### PROMPT
Retype each line of the material exactly, please, skipping any picture in it.

### MATERIAL FOR THE TASK

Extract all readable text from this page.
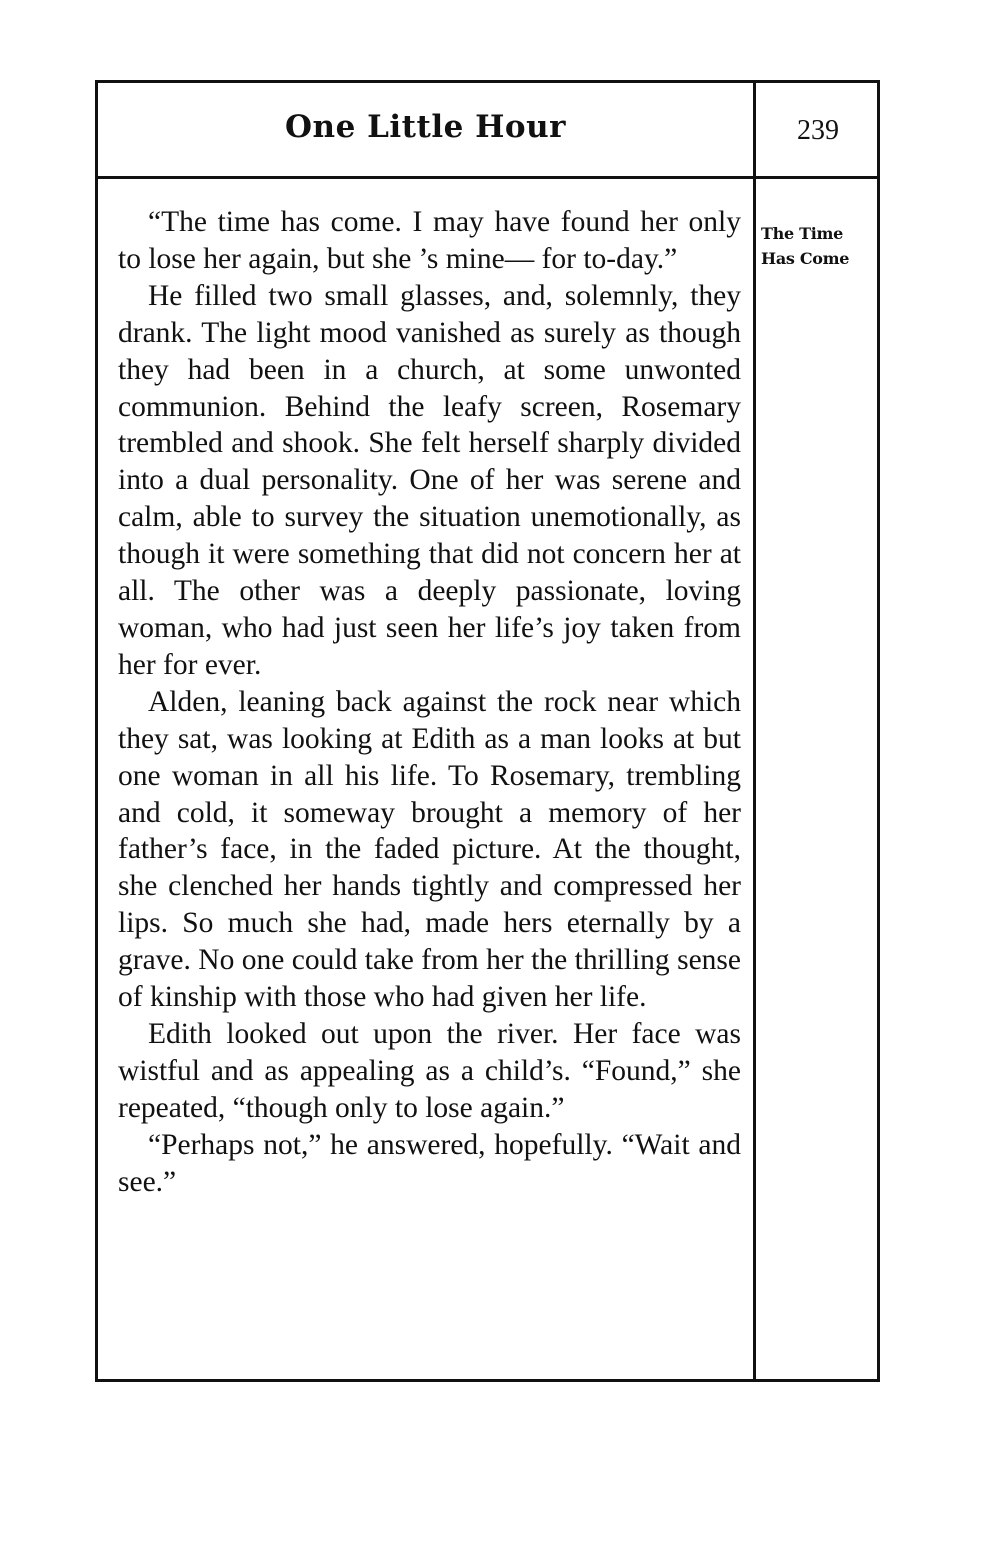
One Little Hour	239
The Time
Has Come

“The time has come. I may have found her only to lose her again, but she ’s mine— for to-day.”

He filled two small glasses, and, solemnly, they drank. The light mood vanished as surely as though they had been in a church, at some unwonted communion. Behind the leafy screen, Rosemary trembled and shook. She felt herself sharply divided into a dual personality. One of her was serene and calm, able to survey the situation unemotionally, as though it were something that did not concern her at all. The other was a deeply passionate, loving woman, who had just seen her life’s joy taken from her for ever.

Alden, leaning back against the rock near which they sat, was looking at Edith as a man looks at but one woman in all his life. To Rosemary, trembling and cold, it someway brought a memory of her father’s face, in the faded picture. At the thought, she clenched her hands tightly and compressed her lips. So much she had, made hers eternally by a grave. No one could take from her the thrilling sense of kinship with those who had given her life.

Edith looked out upon the river. Her face was wistful and as appealing as a child’s. “Found,” she repeated, “though only to lose again.”

“Perhaps not,” he answered, hopefully. “Wait and see.”
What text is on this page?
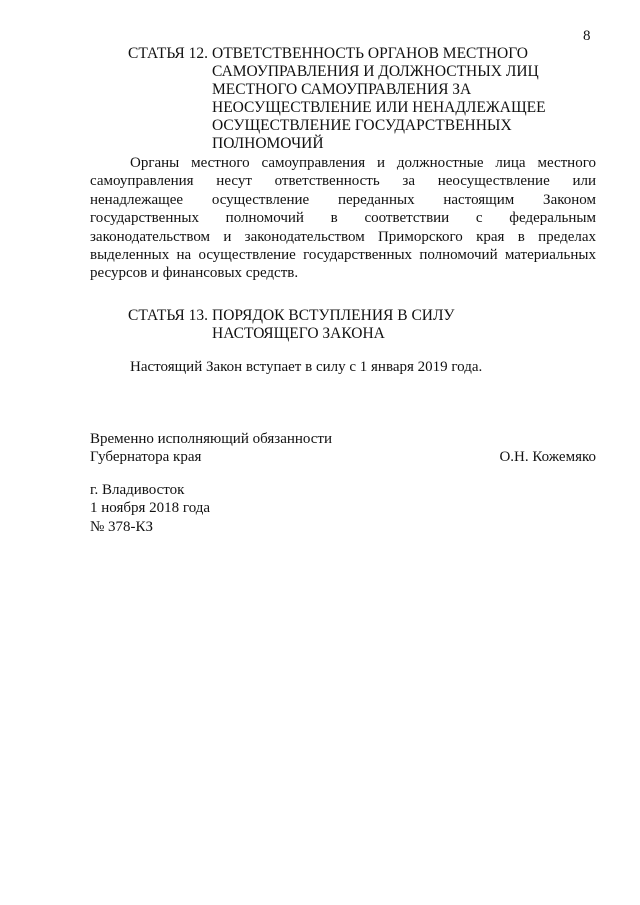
8
СТАТЬЯ 12. ОТВЕТСТВЕННОСТЬ ОРГАНОВ МЕСТНОГО
САМОУПРАВЛЕНИЯ И ДОЛЖНОСТНЫХ ЛИЦ
МЕСТНОГО САМОУПРАВЛЕНИЯ ЗА
НЕОСУЩЕСТВЛЕНИЕ ИЛИ НЕНАДЛЕЖАЩЕЕ
ОСУЩЕСТВЛЕНИЕ ГОСУДАРСТВЕННЫХ
ПОЛНОМОЧИЙ
Органы местного самоуправления и должностные лица местного
самоуправления несут ответственность за неосуществление или
ненадлежащее осуществление переданных настоящим Законом
государственных полномочий в соответствии с федеральным
законодательством и законодательством Приморского края в пределах
выделенных на осуществление государственных полномочий материальных
ресурсов и финансовых средств.
СТАТЬЯ 13. ПОРЯДОК ВСТУПЛЕНИЯ В СИЛУ
НАСТОЯЩЕГО ЗАКОНА
Настоящий Закон вступает в силу с 1 января 2019 года.
Временно исполняющий обязанности
Губернатора края	О.Н. Кожемяко
г. Владивосток
1 ноября 2018 года
№ 378-КЗ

### OUTPUT OF THE EXERCISE
Extract all readable text from this page.
One Little Hour	239
The Time
Has Come

“The time has come. I may have found her only to lose her again, but she ’s mine— for to-day.”

He filled two small glasses, and, solemnly, they drank. The light mood vanished as surely as though they had been in a church, at some unwonted communion. Behind the leafy screen, Rosemary trembled and shook. She felt herself sharply divided into a dual personality. One of her was serene and calm, able to survey the situation unemotionally, as though it were something that did not concern her at all. The other was a deeply passionate, loving woman, who had just seen her life’s joy taken from her for ever.

Alden, leaning back against the rock near which they sat, was looking at Edith as a man looks at but one woman in all his life. To Rosemary, trembling and cold, it someway brought a memory of her father’s face, in the faded picture. At the thought, she clenched her hands tightly and compressed her lips. So much she had, made hers eternally by a grave. No one could take from her the thrilling sense of kinship with those who had given her life.

Edith looked out upon the river. Her face was wistful and as appealing as a child’s. “Found,” she repeated, “though only to lose again.”

“Perhaps not,” he answered, hopefully. “Wait and see.”
What text is on this page?
8
СТАТЬЯ 12. ОТВЕТСТВЕННОСТЬ ОРГАНОВ МЕСТНОГО
САМОУПРАВЛЕНИЯ И ДОЛЖНОСТНЫХ ЛИЦ
МЕСТНОГО САМОУПРАВЛЕНИЯ ЗА
НЕОСУЩЕСТВЛЕНИЕ ИЛИ НЕНАДЛЕЖАЩЕЕ
ОСУЩЕСТВЛЕНИЕ ГОСУДАРСТВЕННЫХ
ПОЛНОМОЧИЙ
Органы местного самоуправления и должностные лица местного
самоуправления несут ответственность за неосуществление или
ненадлежащее осуществление переданных настоящим Законом
государственных полномочий в соответствии с федеральным
законодательством и законодательством Приморского края в пределах
выделенных на осуществление государственных полномочий материальных
ресурсов и финансовых средств.
СТАТЬЯ 13. ПОРЯДОК ВСТУПЛЕНИЯ В СИЛУ
НАСТОЯЩЕГО ЗАКОНА
Настоящий Закон вступает в силу с 1 января 2019 года.
Временно исполняющий обязанности
Губернатора края	О.Н. Кожемяко
г. Владивосток
1 ноября 2018 года
№ 378-КЗ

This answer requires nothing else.